→ Data records:
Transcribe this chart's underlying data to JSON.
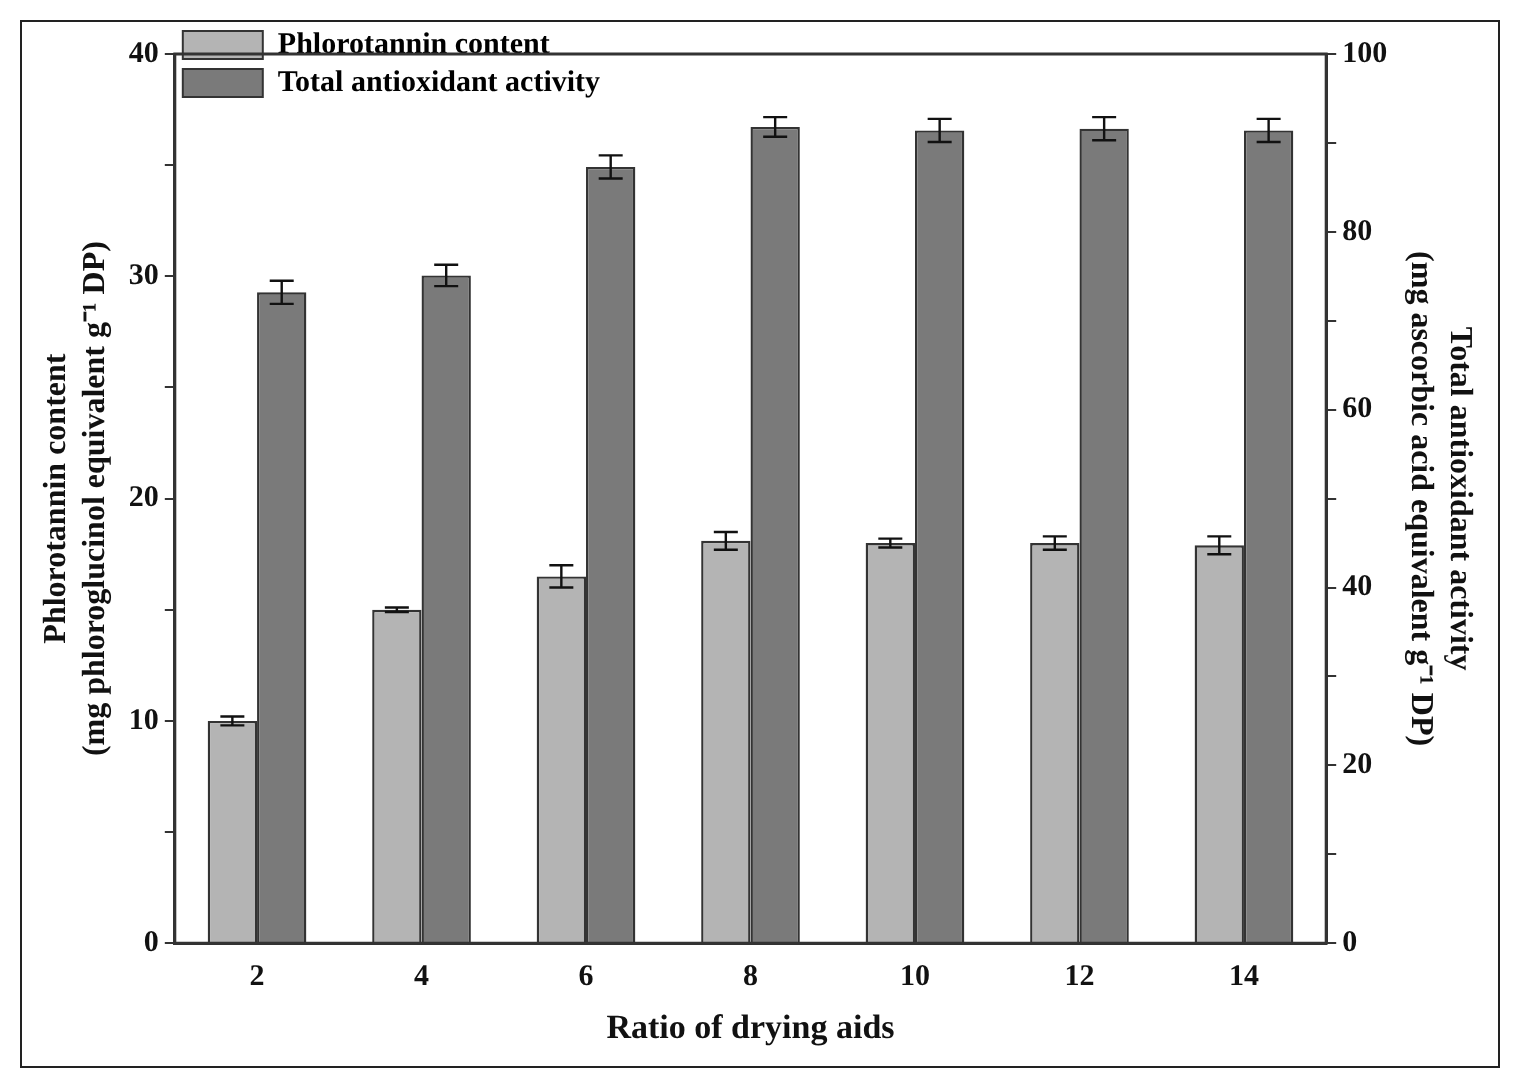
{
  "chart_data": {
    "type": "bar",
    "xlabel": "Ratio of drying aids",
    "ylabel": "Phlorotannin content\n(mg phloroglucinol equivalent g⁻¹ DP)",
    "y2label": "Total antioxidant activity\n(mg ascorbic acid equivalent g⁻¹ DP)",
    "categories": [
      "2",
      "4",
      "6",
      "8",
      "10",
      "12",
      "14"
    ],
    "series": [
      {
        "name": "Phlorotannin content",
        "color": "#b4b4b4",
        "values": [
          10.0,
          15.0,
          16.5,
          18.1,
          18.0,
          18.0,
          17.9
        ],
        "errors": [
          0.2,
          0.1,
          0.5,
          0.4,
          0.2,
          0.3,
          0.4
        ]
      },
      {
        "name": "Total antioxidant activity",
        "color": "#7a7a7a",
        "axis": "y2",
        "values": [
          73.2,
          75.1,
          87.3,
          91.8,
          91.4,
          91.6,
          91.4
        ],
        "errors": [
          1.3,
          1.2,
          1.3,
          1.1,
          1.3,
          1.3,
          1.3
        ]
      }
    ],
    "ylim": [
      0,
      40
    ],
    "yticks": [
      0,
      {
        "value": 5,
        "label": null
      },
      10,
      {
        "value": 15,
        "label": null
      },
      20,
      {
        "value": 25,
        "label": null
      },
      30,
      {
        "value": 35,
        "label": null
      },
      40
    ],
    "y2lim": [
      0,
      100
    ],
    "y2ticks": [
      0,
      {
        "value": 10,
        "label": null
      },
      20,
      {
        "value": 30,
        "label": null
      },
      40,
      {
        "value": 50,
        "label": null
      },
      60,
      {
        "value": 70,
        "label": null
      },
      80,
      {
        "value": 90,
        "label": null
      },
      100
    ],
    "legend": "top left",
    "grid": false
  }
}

→ Exercise requirements: Leave the images out, please, and restate each line word for word.

→ Exercise result:
Transcribe this chart's underlying data to JSON.
{
  "chart_data": {
    "type": "bar",
    "xlabel": "Ratio of drying aids",
    "ylabel": "Phlorotannin content\n(mg phloroglucinol equivalent g⁻¹ DP)",
    "y2label": "Total antioxidant activity\n(mg ascorbic acid equivalent g⁻¹ DP)",
    "categories": [
      "2",
      "4",
      "6",
      "8",
      "10",
      "12",
      "14"
    ],
    "series": [
      {
        "name": "Phlorotannin content",
        "color": "#b4b4b4",
        "values": [
          10.0,
          15.0,
          16.5,
          18.1,
          18.0,
          18.0,
          17.9
        ],
        "errors": [
          0.2,
          0.1,
          0.5,
          0.4,
          0.2,
          0.3,
          0.4
        ]
      },
      {
        "name": "Total antioxidant activity",
        "color": "#7a7a7a",
        "axis": "y2",
        "values": [
          73.2,
          75.1,
          87.3,
          91.8,
          91.4,
          91.6,
          91.4
        ],
        "errors": [
          1.3,
          1.2,
          1.3,
          1.1,
          1.3,
          1.3,
          1.3
        ]
      }
    ],
    "ylim": [
      0,
      40
    ],
    "yticks": [
      0,
      {
        "value": 5,
        "label": null
      },
      10,
      {
        "value": 15,
        "label": null
      },
      20,
      {
        "value": 25,
        "label": null
      },
      30,
      {
        "value": 35,
        "label": null
      },
      40
    ],
    "y2lim": [
      0,
      100
    ],
    "y2ticks": [
      0,
      {
        "value": 10,
        "label": null
      },
      20,
      {
        "value": 30,
        "label": null
      },
      40,
      {
        "value": 50,
        "label": null
      },
      60,
      {
        "value": 70,
        "label": null
      },
      80,
      {
        "value": 90,
        "label": null
      },
      100
    ],
    "legend": "top left",
    "grid": false
  }
}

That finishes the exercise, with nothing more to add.